> **TASK STATEMENT**
Return, word for word, every line that follows.

(Some records)
# # # #

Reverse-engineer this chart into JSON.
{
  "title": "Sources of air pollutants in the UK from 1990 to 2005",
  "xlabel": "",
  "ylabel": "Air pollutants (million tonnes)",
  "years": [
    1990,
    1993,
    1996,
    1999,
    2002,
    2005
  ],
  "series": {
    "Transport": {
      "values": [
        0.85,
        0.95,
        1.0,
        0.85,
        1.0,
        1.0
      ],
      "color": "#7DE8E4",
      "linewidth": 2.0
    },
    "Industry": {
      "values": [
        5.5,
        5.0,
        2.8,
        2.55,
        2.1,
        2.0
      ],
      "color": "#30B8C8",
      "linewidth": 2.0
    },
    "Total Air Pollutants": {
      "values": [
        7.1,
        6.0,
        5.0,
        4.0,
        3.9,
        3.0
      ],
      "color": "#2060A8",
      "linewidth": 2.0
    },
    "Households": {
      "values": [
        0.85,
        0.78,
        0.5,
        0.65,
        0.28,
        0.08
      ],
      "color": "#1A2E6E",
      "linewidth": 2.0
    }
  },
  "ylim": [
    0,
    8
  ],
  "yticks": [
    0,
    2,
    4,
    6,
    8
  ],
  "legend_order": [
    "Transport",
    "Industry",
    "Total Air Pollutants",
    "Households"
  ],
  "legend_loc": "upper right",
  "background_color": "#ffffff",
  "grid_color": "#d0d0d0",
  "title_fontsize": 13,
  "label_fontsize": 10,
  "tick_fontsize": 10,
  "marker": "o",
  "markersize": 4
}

# # # #

> **WRITTEN REPLY**
Reverse-engineer this chart into JSON.
{
  "title": "Sources of air pollutants in the UK from 1990 to 2005",
  "xlabel": "",
  "ylabel": "Air pollutants (million tonnes)",
  "years": [
    1990,
    1993,
    1996,
    1999,
    2002,
    2005
  ],
  "series": {
    "Transport": {
      "values": [
        0.85,
        0.95,
        1.0,
        0.85,
        1.0,
        1.0
      ],
      "color": "#7DE8E4",
      "linewidth": 2.0
    },
    "Industry": {
      "values": [
        5.5,
        5.0,
        2.8,
        2.55,
        2.1,
        2.0
      ],
      "color": "#30B8C8",
      "linewidth": 2.0
    },
    "Total Air Pollutants": {
      "values": [
        7.1,
        6.0,
        5.0,
        4.0,
        3.9,
        3.0
      ],
      "color": "#2060A8",
      "linewidth": 2.0
    },
    "Households": {
      "values": [
        0.85,
        0.78,
        0.5,
        0.65,
        0.28,
        0.08
      ],
      "color": "#1A2E6E",
      "linewidth": 2.0
    }
  },
  "ylim": [
    0,
    8
  ],
  "yticks": [
    0,
    2,
    4,
    6,
    8
  ],
  "legend_order": [
    "Transport",
    "Industry",
    "Total Air Pollutants",
    "Households"
  ],
  "legend_loc": "upper right",
  "background_color": "#ffffff",
  "grid_color": "#d0d0d0",
  "title_fontsize": 13,
  "label_fontsize": 10,
  "tick_fontsize": 10,
  "marker": "o",
  "markersize": 4
}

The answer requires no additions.